▶ **PROBLEM**
Reproduce each of the entries below line for line, with no changes.
#####
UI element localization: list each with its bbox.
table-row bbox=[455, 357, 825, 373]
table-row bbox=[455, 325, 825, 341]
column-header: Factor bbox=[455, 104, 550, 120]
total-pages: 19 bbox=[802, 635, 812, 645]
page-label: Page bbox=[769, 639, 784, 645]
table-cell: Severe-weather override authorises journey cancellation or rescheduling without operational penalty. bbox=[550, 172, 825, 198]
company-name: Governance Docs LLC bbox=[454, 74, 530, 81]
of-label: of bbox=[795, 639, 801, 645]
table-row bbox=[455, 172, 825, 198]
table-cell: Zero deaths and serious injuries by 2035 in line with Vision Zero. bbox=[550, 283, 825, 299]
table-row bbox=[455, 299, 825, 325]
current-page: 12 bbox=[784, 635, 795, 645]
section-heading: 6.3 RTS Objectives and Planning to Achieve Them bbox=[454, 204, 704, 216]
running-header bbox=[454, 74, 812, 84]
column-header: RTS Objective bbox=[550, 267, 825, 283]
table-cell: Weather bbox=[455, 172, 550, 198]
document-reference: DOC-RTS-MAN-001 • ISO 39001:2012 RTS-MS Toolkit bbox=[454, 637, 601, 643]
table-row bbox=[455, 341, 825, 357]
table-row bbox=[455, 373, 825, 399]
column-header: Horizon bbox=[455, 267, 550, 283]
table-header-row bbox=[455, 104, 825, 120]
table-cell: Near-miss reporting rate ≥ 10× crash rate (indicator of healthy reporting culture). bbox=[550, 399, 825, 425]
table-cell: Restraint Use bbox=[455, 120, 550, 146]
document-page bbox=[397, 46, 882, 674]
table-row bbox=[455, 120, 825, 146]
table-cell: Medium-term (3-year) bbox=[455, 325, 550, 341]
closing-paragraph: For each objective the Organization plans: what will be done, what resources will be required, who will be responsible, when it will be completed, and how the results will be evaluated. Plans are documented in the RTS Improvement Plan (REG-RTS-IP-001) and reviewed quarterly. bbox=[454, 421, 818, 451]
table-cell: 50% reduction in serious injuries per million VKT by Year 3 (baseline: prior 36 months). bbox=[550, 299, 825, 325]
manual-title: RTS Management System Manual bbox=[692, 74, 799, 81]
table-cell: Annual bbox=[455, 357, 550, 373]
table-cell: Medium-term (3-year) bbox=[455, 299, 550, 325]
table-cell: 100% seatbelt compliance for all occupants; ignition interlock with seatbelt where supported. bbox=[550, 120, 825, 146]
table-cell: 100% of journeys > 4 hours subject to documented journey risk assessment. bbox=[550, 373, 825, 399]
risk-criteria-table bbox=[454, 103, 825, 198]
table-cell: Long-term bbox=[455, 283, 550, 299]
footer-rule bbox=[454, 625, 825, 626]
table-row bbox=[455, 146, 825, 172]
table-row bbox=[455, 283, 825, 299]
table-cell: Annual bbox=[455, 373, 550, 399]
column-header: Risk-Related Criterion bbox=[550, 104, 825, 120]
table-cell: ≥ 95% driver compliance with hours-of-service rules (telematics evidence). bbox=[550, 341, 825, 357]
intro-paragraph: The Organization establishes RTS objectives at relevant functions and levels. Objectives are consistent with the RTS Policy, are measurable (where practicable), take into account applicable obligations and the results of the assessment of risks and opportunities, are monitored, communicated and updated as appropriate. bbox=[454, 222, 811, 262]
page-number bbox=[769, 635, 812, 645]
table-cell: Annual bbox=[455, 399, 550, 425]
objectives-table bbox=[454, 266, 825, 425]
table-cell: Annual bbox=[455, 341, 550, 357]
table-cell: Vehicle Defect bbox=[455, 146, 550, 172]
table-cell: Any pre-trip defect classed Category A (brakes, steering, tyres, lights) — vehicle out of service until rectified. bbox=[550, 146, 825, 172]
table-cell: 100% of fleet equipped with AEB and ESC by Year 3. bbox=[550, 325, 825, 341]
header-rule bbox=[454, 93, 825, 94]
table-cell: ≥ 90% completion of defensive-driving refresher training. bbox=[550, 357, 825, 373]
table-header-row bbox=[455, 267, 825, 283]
#####
▶ **ANSWER FOR THE TASK**
UI element localization: list each with its bbox.
table-row bbox=[455, 357, 825, 373]
table-row bbox=[455, 325, 825, 341]
column-header: Factor bbox=[455, 104, 550, 120]
total-pages: 19 bbox=[802, 635, 812, 645]
page-label: Page bbox=[769, 639, 784, 645]
table-cell: Severe-weather override authorises journey cancellation or rescheduling without operational penalty. bbox=[550, 172, 825, 198]
company-name: Governance Docs LLC bbox=[454, 74, 530, 81]
of-label: of bbox=[795, 639, 801, 645]
table-row bbox=[455, 172, 825, 198]
table-cell: Zero deaths and serious injuries by 2035 in line with Vision Zero. bbox=[550, 283, 825, 299]
table-row bbox=[455, 299, 825, 325]
current-page: 12 bbox=[784, 635, 795, 645]
section-heading: 6.3 RTS Objectives and Planning to Achieve Them bbox=[454, 204, 704, 216]
running-header bbox=[454, 74, 812, 84]
column-header: RTS Objective bbox=[550, 267, 825, 283]
table-cell: Weather bbox=[455, 172, 550, 198]
document-reference: DOC-RTS-MAN-001 • ISO 39001:2012 RTS-MS Toolkit bbox=[454, 637, 601, 643]
table-row bbox=[455, 341, 825, 357]
table-row bbox=[455, 373, 825, 399]
column-header: Horizon bbox=[455, 267, 550, 283]
table-header-row bbox=[455, 104, 825, 120]
table-cell: Near-miss reporting rate ≥ 10× crash rate (indicator of healthy reporting culture). bbox=[550, 399, 825, 425]
table-cell: Restraint Use bbox=[455, 120, 550, 146]
document-page bbox=[397, 46, 882, 674]
table-row bbox=[455, 120, 825, 146]
table-cell: Medium-term (3-year) bbox=[455, 325, 550, 341]
closing-paragraph: For each objective the Organization plans: what will be done, what resources will be required, who will be responsible, when it will be completed, and how the results will be evaluated. Plans are documented in the RTS Improvement Plan (REG-RTS-IP-001) and reviewed quarterly. bbox=[454, 421, 818, 451]
table-cell: 50% reduction in serious injuries per million VKT by Year 3 (baseline: prior 36 months). bbox=[550, 299, 825, 325]
manual-title: RTS Management System Manual bbox=[692, 74, 799, 81]
table-cell: Annual bbox=[455, 357, 550, 373]
table-cell: Medium-term (3-year) bbox=[455, 299, 550, 325]
table-cell: 100% seatbelt compliance for all occupants; ignition interlock with seatbelt where supported. bbox=[550, 120, 825, 146]
table-cell: 100% of journeys > 4 hours subject to documented journey risk assessment. bbox=[550, 373, 825, 399]
risk-criteria-table bbox=[454, 103, 825, 198]
table-cell: Long-term bbox=[455, 283, 550, 299]
footer-rule bbox=[454, 625, 825, 626]
table-row bbox=[455, 146, 825, 172]
table-row bbox=[455, 283, 825, 299]
table-cell: Annual bbox=[455, 373, 550, 399]
column-header: Risk-Related Criterion bbox=[550, 104, 825, 120]
table-cell: ≥ 95% driver compliance with hours-of-service rules (telematics evidence). bbox=[550, 341, 825, 357]
intro-paragraph: The Organization establishes RTS objectives at relevant functions and levels. Objectives are consistent with the RTS Policy, are measurable (where practicable), take into account applicable obligations and the results of the assessment of risks and opportunities, are monitored, communicated and updated as appropriate. bbox=[454, 222, 811, 262]
page-number bbox=[769, 635, 812, 645]
table-cell: Annual bbox=[455, 399, 550, 425]
objectives-table bbox=[454, 266, 825, 425]
table-cell: Annual bbox=[455, 341, 550, 357]
table-cell: Vehicle Defect bbox=[455, 146, 550, 172]
table-cell: Any pre-trip defect classed Category A (brakes, steering, tyres, lights) — vehicle out of service until rectified. bbox=[550, 146, 825, 172]
table-cell: 100% of fleet equipped with AEB and ESC by Year 3. bbox=[550, 325, 825, 341]
header-rule bbox=[454, 93, 825, 94]
table-cell: ≥ 90% completion of defensive-driving refresher training. bbox=[550, 357, 825, 373]
table-header-row bbox=[455, 267, 825, 283]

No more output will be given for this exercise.